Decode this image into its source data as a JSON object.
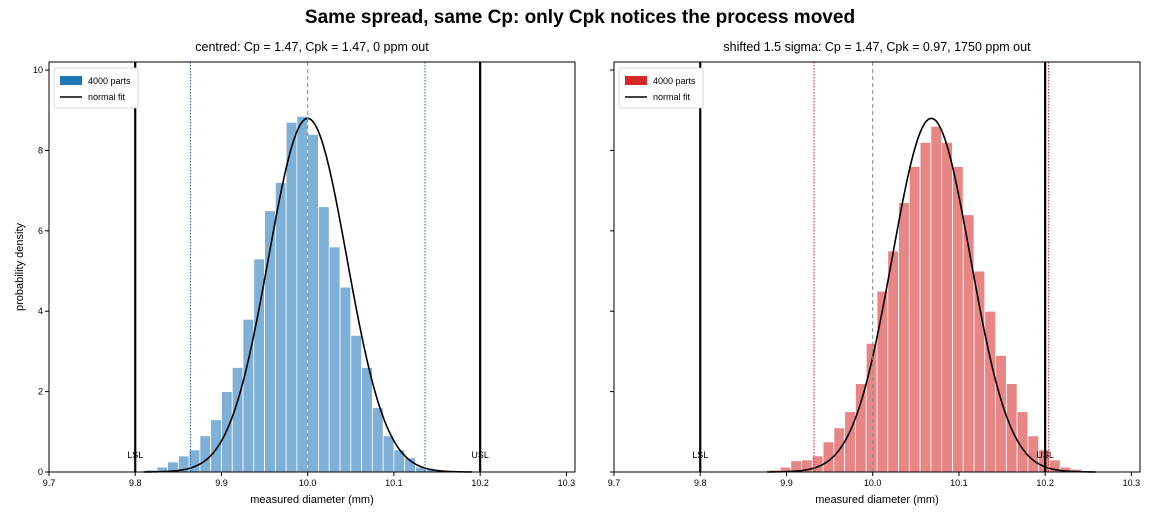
{
  "figure": {
    "title": "Same spread, same Cp: only Cpk notices the process moved"
  },
  "chart_data": [
    {
      "type": "bar",
      "title": "centred:  Cp = 1.47,  Cpk = 1.47,  0 ppm out",
      "xlabel": "measured diameter (mm)",
      "ylabel": "probability density",
      "xlim": [
        9.7,
        10.31
      ],
      "ylim": [
        0,
        10.2
      ],
      "xticks": [
        9.7,
        9.8,
        9.9,
        10.0,
        10.1,
        10.2,
        10.3
      ],
      "yticks": [
        0,
        2,
        4,
        6,
        8,
        10
      ],
      "bar_color": "#7eb0d8",
      "legend_color": "#1f77b4",
      "legend_position": "upper left",
      "legend": {
        "bars": "4000 parts",
        "fit": "normal fit"
      },
      "spec_limits": {
        "LSL": 9.8,
        "USL": 10.2
      },
      "spec_labels": {
        "lsl": "LSL",
        "usl": "USL"
      },
      "target": 10.0,
      "sigma_lines": [
        9.864,
        10.136
      ],
      "sigma_line_color": "#1f5f9f",
      "bins": {
        "start": 9.8,
        "width": 0.0125
      },
      "densities": [
        0.02,
        0.05,
        0.12,
        0.25,
        0.4,
        0.55,
        0.9,
        1.3,
        2.0,
        2.6,
        3.8,
        5.3,
        6.5,
        7.2,
        8.7,
        8.85,
        8.4,
        6.6,
        5.6,
        4.6,
        3.4,
        2.6,
        1.6,
        0.9,
        0.55,
        0.35,
        0.12,
        0.06,
        0.02
      ],
      "fit": {
        "mean": 10.0,
        "sd": 0.04535
      }
    },
    {
      "type": "bar",
      "title": "shifted 1.5 sigma:  Cp = 1.47,  Cpk = 0.97,  1750 ppm out",
      "xlabel": "measured diameter (mm)",
      "ylabel": "",
      "xlim": [
        9.7,
        10.31
      ],
      "ylim": [
        0,
        10.2
      ],
      "xticks": [
        9.7,
        9.8,
        9.9,
        10.0,
        10.1,
        10.2,
        10.3
      ],
      "yticks": [
        0,
        2,
        4,
        6,
        8,
        10
      ],
      "bar_color": "#e88585",
      "legend_color": "#d62728",
      "legend_position": "upper left",
      "legend": {
        "bars": "4000 parts",
        "fit": "normal fit"
      },
      "spec_limits": {
        "LSL": 9.8,
        "USL": 10.2
      },
      "spec_labels": {
        "lsl": "LSL",
        "usl": "USL"
      },
      "target": 10.0,
      "sigma_lines": [
        9.932,
        10.204
      ],
      "sigma_line_color": "#d62728",
      "bins": {
        "start": 9.8675,
        "width": 0.0125
      },
      "densities": [
        0.02,
        0.05,
        0.12,
        0.28,
        0.3,
        0.4,
        0.75,
        1.1,
        1.5,
        2.2,
        3.2,
        4.5,
        5.5,
        6.7,
        7.6,
        8.2,
        8.6,
        8.2,
        7.6,
        6.4,
        5.0,
        4.0,
        2.9,
        2.2,
        1.5,
        0.9,
        0.55,
        0.3,
        0.12,
        0.07,
        0.03,
        0.02
      ],
      "fit": {
        "mean": 10.068,
        "sd": 0.04535
      }
    }
  ]
}
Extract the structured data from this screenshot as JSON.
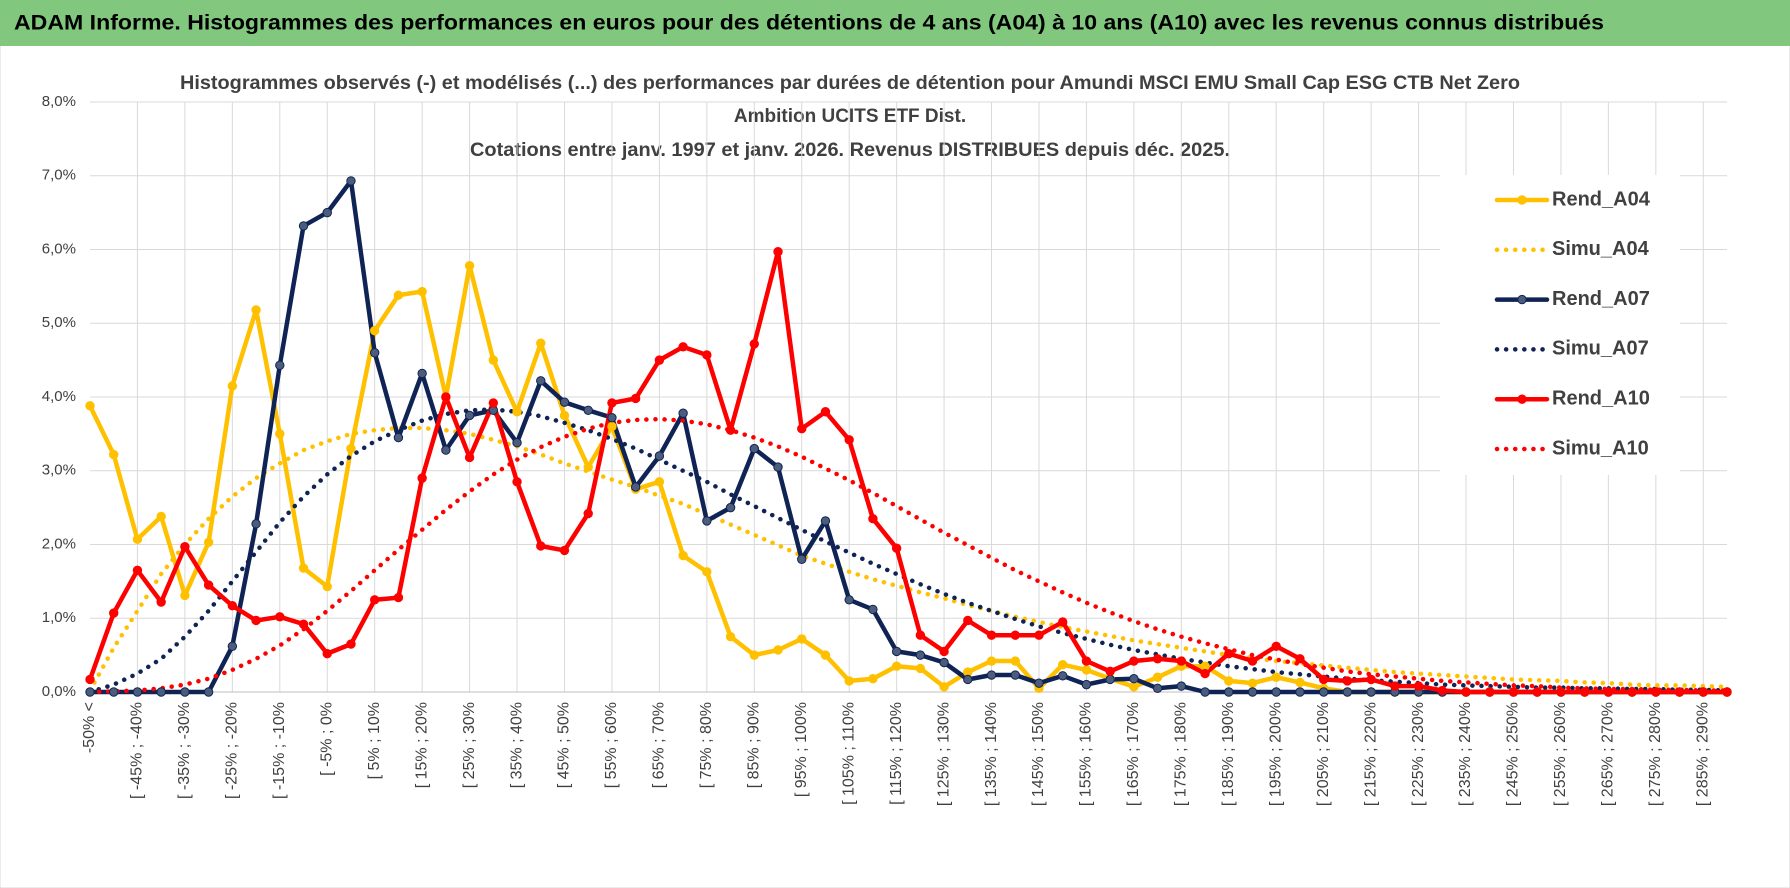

============

What you will do: Transcribe the material exactly, leaving every picture out.

Exercise solution:
Decode this image into its source data as a JSON object.
{
  "figure": {
    "title": "Same spread, same Cp: only Cpk notices the process moved"
  },
  "chart_data": [
    {
      "type": "bar",
      "title": "centred:  Cp = 1.47,  Cpk = 1.47,  0 ppm out",
      "xlabel": "measured diameter (mm)",
      "ylabel": "probability density",
      "xlim": [
        9.7,
        10.31
      ],
      "ylim": [
        0,
        10.2
      ],
      "xticks": [
        9.7,
        9.8,
        9.9,
        10.0,
        10.1,
        10.2,
        10.3
      ],
      "yticks": [
        0,
        2,
        4,
        6,
        8,
        10
      ],
      "bar_color": "#7eb0d8",
      "legend_color": "#1f77b4",
      "legend_position": "upper left",
      "legend": {
        "bars": "4000 parts",
        "fit": "normal fit"
      },
      "spec_limits": {
        "LSL": 9.8,
        "USL": 10.2
      },
      "spec_labels": {
        "lsl": "LSL",
        "usl": "USL"
      },
      "target": 10.0,
      "sigma_lines": [
        9.864,
        10.136
      ],
      "sigma_line_color": "#1f5f9f",
      "bins": {
        "start": 9.8,
        "width": 0.0125
      },
      "densities": [
        0.02,
        0.05,
        0.12,
        0.25,
        0.4,
        0.55,
        0.9,
        1.3,
        2.0,
        2.6,
        3.8,
        5.3,
        6.5,
        7.2,
        8.7,
        8.85,
        8.4,
        6.6,
        5.6,
        4.6,
        3.4,
        2.6,
        1.6,
        0.9,
        0.55,
        0.35,
        0.12,
        0.06,
        0.02
      ],
      "fit": {
        "mean": 10.0,
        "sd": 0.04535
      }
    },
    {
      "type": "bar",
      "title": "shifted 1.5 sigma:  Cp = 1.47,  Cpk = 0.97,  1750 ppm out",
      "xlabel": "measured diameter (mm)",
      "ylabel": "",
      "xlim": [
        9.7,
        10.31
      ],
      "ylim": [
        0,
        10.2
      ],
      "xticks": [
        9.7,
        9.8,
        9.9,
        10.0,
        10.1,
        10.2,
        10.3
      ],
      "yticks": [
        0,
        2,
        4,
        6,
        8,
        10
      ],
      "bar_color": "#e88585",
      "legend_color": "#d62728",
      "legend_position": "upper left",
      "legend": {
        "bars": "4000 parts",
        "fit": "normal fit"
      },
      "spec_limits": {
        "LSL": 9.8,
        "USL": 10.2
      },
      "spec_labels": {
        "lsl": "LSL",
        "usl": "USL"
      },
      "target": 10.0,
      "sigma_lines": [
        9.932,
        10.204
      ],
      "sigma_line_color": "#d62728",
      "bins": {
        "start": 9.8675,
        "width": 0.0125
      },
      "densities": [
        0.02,
        0.05,
        0.12,
        0.28,
        0.3,
        0.4,
        0.75,
        1.1,
        1.5,
        2.2,
        3.2,
        4.5,
        5.5,
        6.7,
        7.6,
        8.2,
        8.6,
        8.2,
        7.6,
        6.4,
        5.0,
        4.0,
        2.9,
        2.2,
        1.5,
        0.9,
        0.55,
        0.3,
        0.12,
        0.07,
        0.03,
        0.02
      ],
      "fit": {
        "mean": 10.068,
        "sd": 0.04535
      }
    }
  ]
}
Extract the structured data from this screenshot as JSON.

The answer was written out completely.